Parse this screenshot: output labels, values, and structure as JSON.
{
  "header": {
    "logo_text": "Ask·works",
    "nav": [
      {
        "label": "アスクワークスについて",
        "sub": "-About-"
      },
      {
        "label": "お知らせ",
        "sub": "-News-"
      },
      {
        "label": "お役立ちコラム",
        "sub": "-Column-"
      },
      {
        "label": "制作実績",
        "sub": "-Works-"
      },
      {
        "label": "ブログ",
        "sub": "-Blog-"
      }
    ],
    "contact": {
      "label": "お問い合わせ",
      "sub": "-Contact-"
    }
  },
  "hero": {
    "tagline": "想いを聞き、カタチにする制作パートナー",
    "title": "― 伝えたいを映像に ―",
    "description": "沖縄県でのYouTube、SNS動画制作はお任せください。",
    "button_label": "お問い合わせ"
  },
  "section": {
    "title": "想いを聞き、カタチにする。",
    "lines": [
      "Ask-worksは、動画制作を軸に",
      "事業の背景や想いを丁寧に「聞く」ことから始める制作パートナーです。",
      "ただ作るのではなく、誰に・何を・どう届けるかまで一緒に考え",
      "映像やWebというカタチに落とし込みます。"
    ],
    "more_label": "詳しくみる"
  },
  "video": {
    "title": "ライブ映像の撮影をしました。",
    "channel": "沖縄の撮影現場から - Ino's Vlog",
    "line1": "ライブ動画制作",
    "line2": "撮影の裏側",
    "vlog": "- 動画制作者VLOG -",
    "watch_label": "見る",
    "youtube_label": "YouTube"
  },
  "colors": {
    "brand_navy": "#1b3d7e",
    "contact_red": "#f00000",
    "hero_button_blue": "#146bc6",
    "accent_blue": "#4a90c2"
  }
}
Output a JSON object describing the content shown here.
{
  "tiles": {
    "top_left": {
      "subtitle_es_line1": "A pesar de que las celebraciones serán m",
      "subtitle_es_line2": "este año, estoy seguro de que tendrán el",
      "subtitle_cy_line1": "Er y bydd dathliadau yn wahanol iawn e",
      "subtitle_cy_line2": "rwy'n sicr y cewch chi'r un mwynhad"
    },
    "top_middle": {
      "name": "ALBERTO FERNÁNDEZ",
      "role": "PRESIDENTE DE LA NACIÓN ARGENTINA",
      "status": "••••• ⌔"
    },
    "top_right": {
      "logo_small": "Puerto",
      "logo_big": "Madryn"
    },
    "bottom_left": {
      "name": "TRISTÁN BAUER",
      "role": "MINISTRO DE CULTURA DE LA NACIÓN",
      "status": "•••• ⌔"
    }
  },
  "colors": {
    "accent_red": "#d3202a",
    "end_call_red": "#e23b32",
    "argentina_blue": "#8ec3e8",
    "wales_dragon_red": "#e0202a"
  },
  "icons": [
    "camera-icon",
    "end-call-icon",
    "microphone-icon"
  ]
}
·····
▶ WRITTEN PROBLEM
The records above should all be quoted exactly, please.

▶ WORKED SOLUTION
Parse this screenshot: output labels, values, and structure as JSON.
{
  "header": {
    "logo_text": "Ask·works",
    "nav": [
      {
        "label": "アスクワークスについて",
        "sub": "-About-"
      },
      {
        "label": "お知らせ",
        "sub": "-News-"
      },
      {
        "label": "お役立ちコラム",
        "sub": "-Column-"
      },
      {
        "label": "制作実績",
        "sub": "-Works-"
      },
      {
        "label": "ブログ",
        "sub": "-Blog-"
      }
    ],
    "contact": {
      "label": "お問い合わせ",
      "sub": "-Contact-"
    }
  },
  "hero": {
    "tagline": "想いを聞き、カタチにする制作パートナー",
    "title": "― 伝えたいを映像に ―",
    "description": "沖縄県でのYouTube、SNS動画制作はお任せください。",
    "button_label": "お問い合わせ"
  },
  "section": {
    "title": "想いを聞き、カタチにする。",
    "lines": [
      "Ask-worksは、動画制作を軸に",
      "事業の背景や想いを丁寧に「聞く」ことから始める制作パートナーです。",
      "ただ作るのではなく、誰に・何を・どう届けるかまで一緒に考え",
      "映像やWebというカタチに落とし込みます。"
    ],
    "more_label": "詳しくみる"
  },
  "video": {
    "title": "ライブ映像の撮影をしました。",
    "channel": "沖縄の撮影現場から - Ino's Vlog",
    "line1": "ライブ動画制作",
    "line2": "撮影の裏側",
    "vlog": "- 動画制作者VLOG -",
    "watch_label": "見る",
    "youtube_label": "YouTube"
  },
  "colors": {
    "brand_navy": "#1b3d7e",
    "contact_red": "#f00000",
    "hero_button_blue": "#146bc6",
    "accent_blue": "#4a90c2"
  }
}
Output a JSON object describing the content shown here.
{
  "tiles": {
    "top_left": {
      "subtitle_es_line1": "A pesar de que las celebraciones serán m",
      "subtitle_es_line2": "este año, estoy seguro de que tendrán el",
      "subtitle_cy_line1": "Er y bydd dathliadau yn wahanol iawn e",
      "subtitle_cy_line2": "rwy'n sicr y cewch chi'r un mwynhad"
    },
    "top_middle": {
      "name": "ALBERTO FERNÁNDEZ",
      "role": "PRESIDENTE DE LA NACIÓN ARGENTINA",
      "status": "••••• ⌔"
    },
    "top_right": {
      "logo_small": "Puerto",
      "logo_big": "Madryn"
    },
    "bottom_left": {
      "name": "TRISTÁN BAUER",
      "role": "MINISTRO DE CULTURA DE LA NACIÓN",
      "status": "•••• ⌔"
    }
  },
  "colors": {
    "accent_red": "#d3202a",
    "end_call_red": "#e23b32",
    "argentina_blue": "#8ec3e8",
    "wales_dragon_red": "#e0202a"
  },
  "icons": [
    "camera-icon",
    "end-call-icon",
    "microphone-icon"
  ]
}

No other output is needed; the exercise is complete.